• PROVIDED DATA

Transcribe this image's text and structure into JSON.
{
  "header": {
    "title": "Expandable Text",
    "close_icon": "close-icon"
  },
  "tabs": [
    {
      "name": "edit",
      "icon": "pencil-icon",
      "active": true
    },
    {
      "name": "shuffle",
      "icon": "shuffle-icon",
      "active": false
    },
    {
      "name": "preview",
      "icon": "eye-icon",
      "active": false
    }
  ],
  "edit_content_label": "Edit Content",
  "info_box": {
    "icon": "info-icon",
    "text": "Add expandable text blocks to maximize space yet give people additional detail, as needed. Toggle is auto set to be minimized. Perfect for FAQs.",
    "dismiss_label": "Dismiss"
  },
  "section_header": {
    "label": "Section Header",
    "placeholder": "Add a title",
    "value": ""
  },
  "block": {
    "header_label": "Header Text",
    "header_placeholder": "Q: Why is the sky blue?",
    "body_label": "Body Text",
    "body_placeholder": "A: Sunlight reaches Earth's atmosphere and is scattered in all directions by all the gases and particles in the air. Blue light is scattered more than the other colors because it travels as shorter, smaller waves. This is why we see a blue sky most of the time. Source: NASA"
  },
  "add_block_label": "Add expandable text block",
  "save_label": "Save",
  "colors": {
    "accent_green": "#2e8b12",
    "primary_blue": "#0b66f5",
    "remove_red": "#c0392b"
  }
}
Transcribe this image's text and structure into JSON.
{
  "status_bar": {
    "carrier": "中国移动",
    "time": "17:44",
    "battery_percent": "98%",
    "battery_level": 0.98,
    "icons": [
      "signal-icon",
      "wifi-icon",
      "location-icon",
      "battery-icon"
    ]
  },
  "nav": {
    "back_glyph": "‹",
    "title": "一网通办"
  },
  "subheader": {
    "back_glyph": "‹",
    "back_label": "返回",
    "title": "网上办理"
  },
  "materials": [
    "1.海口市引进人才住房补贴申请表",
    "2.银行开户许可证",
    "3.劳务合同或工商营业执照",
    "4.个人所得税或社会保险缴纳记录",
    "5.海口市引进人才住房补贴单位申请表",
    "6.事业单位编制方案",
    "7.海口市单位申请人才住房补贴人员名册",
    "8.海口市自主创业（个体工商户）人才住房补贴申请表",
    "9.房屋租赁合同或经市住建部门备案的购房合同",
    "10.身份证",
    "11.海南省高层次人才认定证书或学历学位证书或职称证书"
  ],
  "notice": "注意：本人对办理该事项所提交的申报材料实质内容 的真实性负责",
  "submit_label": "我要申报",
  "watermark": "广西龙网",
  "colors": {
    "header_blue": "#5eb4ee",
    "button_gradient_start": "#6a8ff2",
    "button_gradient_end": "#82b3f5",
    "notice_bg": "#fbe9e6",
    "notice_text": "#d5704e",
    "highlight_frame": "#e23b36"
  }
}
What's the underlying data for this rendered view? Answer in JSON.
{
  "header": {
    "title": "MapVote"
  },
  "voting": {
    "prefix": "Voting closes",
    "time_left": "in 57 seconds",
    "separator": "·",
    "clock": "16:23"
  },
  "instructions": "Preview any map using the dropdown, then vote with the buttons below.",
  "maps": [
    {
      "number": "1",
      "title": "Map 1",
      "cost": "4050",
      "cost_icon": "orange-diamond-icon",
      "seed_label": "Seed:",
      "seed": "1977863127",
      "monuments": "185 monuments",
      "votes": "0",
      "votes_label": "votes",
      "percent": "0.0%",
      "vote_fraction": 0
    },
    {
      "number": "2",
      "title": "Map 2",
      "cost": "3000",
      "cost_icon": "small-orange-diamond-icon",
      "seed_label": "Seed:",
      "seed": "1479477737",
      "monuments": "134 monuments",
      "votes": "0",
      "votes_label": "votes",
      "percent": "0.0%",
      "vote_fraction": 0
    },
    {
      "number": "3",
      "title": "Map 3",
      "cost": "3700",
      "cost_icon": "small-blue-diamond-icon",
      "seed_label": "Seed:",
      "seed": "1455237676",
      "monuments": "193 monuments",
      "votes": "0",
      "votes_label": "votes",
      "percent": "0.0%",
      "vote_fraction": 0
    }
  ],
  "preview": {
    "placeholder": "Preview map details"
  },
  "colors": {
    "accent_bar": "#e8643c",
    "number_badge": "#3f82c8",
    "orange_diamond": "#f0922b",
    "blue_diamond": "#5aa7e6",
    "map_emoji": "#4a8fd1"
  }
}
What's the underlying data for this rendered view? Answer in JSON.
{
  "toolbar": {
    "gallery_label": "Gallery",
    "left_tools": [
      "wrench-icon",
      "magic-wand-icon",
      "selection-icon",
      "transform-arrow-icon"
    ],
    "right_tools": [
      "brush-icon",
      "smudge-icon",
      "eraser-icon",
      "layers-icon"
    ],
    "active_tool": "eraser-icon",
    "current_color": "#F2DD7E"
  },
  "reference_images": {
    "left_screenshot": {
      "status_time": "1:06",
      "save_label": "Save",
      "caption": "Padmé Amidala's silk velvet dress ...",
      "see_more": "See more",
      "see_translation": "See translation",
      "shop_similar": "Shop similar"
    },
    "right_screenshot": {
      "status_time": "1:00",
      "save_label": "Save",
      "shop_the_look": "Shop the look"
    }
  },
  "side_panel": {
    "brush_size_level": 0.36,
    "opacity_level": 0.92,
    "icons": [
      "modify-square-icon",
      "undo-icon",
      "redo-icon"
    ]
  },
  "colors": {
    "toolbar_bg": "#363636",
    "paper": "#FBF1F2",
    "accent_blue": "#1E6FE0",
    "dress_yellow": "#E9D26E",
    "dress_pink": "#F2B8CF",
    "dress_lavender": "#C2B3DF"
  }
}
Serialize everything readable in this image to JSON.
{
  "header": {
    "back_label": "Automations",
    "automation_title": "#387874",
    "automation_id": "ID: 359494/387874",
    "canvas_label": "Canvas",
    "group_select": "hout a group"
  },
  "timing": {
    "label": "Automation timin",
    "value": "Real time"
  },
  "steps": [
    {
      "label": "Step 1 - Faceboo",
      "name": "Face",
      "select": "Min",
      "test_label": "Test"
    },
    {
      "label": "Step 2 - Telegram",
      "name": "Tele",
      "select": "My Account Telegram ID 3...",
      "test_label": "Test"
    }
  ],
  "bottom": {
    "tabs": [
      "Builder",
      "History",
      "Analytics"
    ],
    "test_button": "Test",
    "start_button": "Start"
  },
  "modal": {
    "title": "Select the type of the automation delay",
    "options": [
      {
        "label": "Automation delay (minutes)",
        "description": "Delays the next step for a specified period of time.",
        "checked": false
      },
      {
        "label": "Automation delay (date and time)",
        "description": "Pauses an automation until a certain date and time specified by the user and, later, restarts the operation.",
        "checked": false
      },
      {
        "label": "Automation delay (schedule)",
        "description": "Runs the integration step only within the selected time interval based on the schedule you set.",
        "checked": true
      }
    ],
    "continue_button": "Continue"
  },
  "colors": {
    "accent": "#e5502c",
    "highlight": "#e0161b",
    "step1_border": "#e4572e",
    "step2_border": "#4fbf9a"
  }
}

• PROBLEM
Set all of the entries down again, exactly as they were given.

• ANSWER TO THE TASK
Transcribe this image's text and structure into JSON.
{
  "header": {
    "title": "Expandable Text",
    "close_icon": "close-icon"
  },
  "tabs": [
    {
      "name": "edit",
      "icon": "pencil-icon",
      "active": true
    },
    {
      "name": "shuffle",
      "icon": "shuffle-icon",
      "active": false
    },
    {
      "name": "preview",
      "icon": "eye-icon",
      "active": false
    }
  ],
  "edit_content_label": "Edit Content",
  "info_box": {
    "icon": "info-icon",
    "text": "Add expandable text blocks to maximize space yet give people additional detail, as needed. Toggle is auto set to be minimized. Perfect for FAQs.",
    "dismiss_label": "Dismiss"
  },
  "section_header": {
    "label": "Section Header",
    "placeholder": "Add a title",
    "value": ""
  },
  "block": {
    "header_label": "Header Text",
    "header_placeholder": "Q: Why is the sky blue?",
    "body_label": "Body Text",
    "body_placeholder": "A: Sunlight reaches Earth's atmosphere and is scattered in all directions by all the gases and particles in the air. Blue light is scattered more than the other colors because it travels as shorter, smaller waves. This is why we see a blue sky most of the time. Source: NASA"
  },
  "add_block_label": "Add expandable text block",
  "save_label": "Save",
  "colors": {
    "accent_green": "#2e8b12",
    "primary_blue": "#0b66f5",
    "remove_red": "#c0392b"
  }
}
Transcribe this image's text and structure into JSON.
{
  "status_bar": {
    "carrier": "中国移动",
    "time": "17:44",
    "battery_percent": "98%",
    "battery_level": 0.98,
    "icons": [
      "signal-icon",
      "wifi-icon",
      "location-icon",
      "battery-icon"
    ]
  },
  "nav": {
    "back_glyph": "‹",
    "title": "一网通办"
  },
  "subheader": {
    "back_glyph": "‹",
    "back_label": "返回",
    "title": "网上办理"
  },
  "materials": [
    "1.海口市引进人才住房补贴申请表",
    "2.银行开户许可证",
    "3.劳务合同或工商营业执照",
    "4.个人所得税或社会保险缴纳记录",
    "5.海口市引进人才住房补贴单位申请表",
    "6.事业单位编制方案",
    "7.海口市单位申请人才住房补贴人员名册",
    "8.海口市自主创业（个体工商户）人才住房补贴申请表",
    "9.房屋租赁合同或经市住建部门备案的购房合同",
    "10.身份证",
    "11.海南省高层次人才认定证书或学历学位证书或职称证书"
  ],
  "notice": "注意：本人对办理该事项所提交的申报材料实质内容 的真实性负责",
  "submit_label": "我要申报",
  "watermark": "广西龙网",
  "colors": {
    "header_blue": "#5eb4ee",
    "button_gradient_start": "#6a8ff2",
    "button_gradient_end": "#82b3f5",
    "notice_bg": "#fbe9e6",
    "notice_text": "#d5704e",
    "highlight_frame": "#e23b36"
  }
}
What's the underlying data for this rendered view? Answer in JSON.
{
  "header": {
    "title": "MapVote"
  },
  "voting": {
    "prefix": "Voting closes",
    "time_left": "in 57 seconds",
    "separator": "·",
    "clock": "16:23"
  },
  "instructions": "Preview any map using the dropdown, then vote with the buttons below.",
  "maps": [
    {
      "number": "1",
      "title": "Map 1",
      "cost": "4050",
      "cost_icon": "orange-diamond-icon",
      "seed_label": "Seed:",
      "seed": "1977863127",
      "monuments": "185 monuments",
      "votes": "0",
      "votes_label": "votes",
      "percent": "0.0%",
      "vote_fraction": 0
    },
    {
      "number": "2",
      "title": "Map 2",
      "cost": "3000",
      "cost_icon": "small-orange-diamond-icon",
      "seed_label": "Seed:",
      "seed": "1479477737",
      "monuments": "134 monuments",
      "votes": "0",
      "votes_label": "votes",
      "percent": "0.0%",
      "vote_fraction": 0
    },
    {
      "number": "3",
      "title": "Map 3",
      "cost": "3700",
      "cost_icon": "small-blue-diamond-icon",
      "seed_label": "Seed:",
      "seed": "1455237676",
      "monuments": "193 monuments",
      "votes": "0",
      "votes_label": "votes",
      "percent": "0.0%",
      "vote_fraction": 0
    }
  ],
  "preview": {
    "placeholder": "Preview map details"
  },
  "colors": {
    "accent_bar": "#e8643c",
    "number_badge": "#3f82c8",
    "orange_diamond": "#f0922b",
    "blue_diamond": "#5aa7e6",
    "map_emoji": "#4a8fd1"
  }
}
What's the underlying data for this rendered view? Answer in JSON.
{
  "toolbar": {
    "gallery_label": "Gallery",
    "left_tools": [
      "wrench-icon",
      "magic-wand-icon",
      "selection-icon",
      "transform-arrow-icon"
    ],
    "right_tools": [
      "brush-icon",
      "smudge-icon",
      "eraser-icon",
      "layers-icon"
    ],
    "active_tool": "eraser-icon",
    "current_color": "#F2DD7E"
  },
  "reference_images": {
    "left_screenshot": {
      "status_time": "1:06",
      "save_label": "Save",
      "caption": "Padmé Amidala's silk velvet dress ...",
      "see_more": "See more",
      "see_translation": "See translation",
      "shop_similar": "Shop similar"
    },
    "right_screenshot": {
      "status_time": "1:00",
      "save_label": "Save",
      "shop_the_look": "Shop the look"
    }
  },
  "side_panel": {
    "brush_size_level": 0.36,
    "opacity_level": 0.92,
    "icons": [
      "modify-square-icon",
      "undo-icon",
      "redo-icon"
    ]
  },
  "colors": {
    "toolbar_bg": "#363636",
    "paper": "#FBF1F2",
    "accent_blue": "#1E6FE0",
    "dress_yellow": "#E9D26E",
    "dress_pink": "#F2B8CF",
    "dress_lavender": "#C2B3DF"
  }
}
Serialize everything readable in this image to JSON.
{
  "header": {
    "back_label": "Automations",
    "automation_title": "#387874",
    "automation_id": "ID: 359494/387874",
    "canvas_label": "Canvas",
    "group_select": "hout a group"
  },
  "timing": {
    "label": "Automation timin",
    "value": "Real time"
  },
  "steps": [
    {
      "label": "Step 1 - Faceboo",
      "name": "Face",
      "select": "Min",
      "test_label": "Test"
    },
    {
      "label": "Step 2 - Telegram",
      "name": "Tele",
      "select": "My Account Telegram ID 3...",
      "test_label": "Test"
    }
  ],
  "bottom": {
    "tabs": [
      "Builder",
      "History",
      "Analytics"
    ],
    "test_button": "Test",
    "start_button": "Start"
  },
  "modal": {
    "title": "Select the type of the automation delay",
    "options": [
      {
        "label": "Automation delay (minutes)",
        "description": "Delays the next step for a specified period of time.",
        "checked": false
      },
      {
        "label": "Automation delay (date and time)",
        "description": "Pauses an automation until a certain date and time specified by the user and, later, restarts the operation.",
        "checked": false
      },
      {
        "label": "Automation delay (schedule)",
        "description": "Runs the integration step only within the selected time interval based on the schedule you set.",
        "checked": true
      }
    ],
    "continue_button": "Continue"
  },
  "colors": {
    "accent": "#e5502c",
    "highlight": "#e0161b",
    "step1_border": "#e4572e",
    "step2_border": "#4fbf9a"
  }
}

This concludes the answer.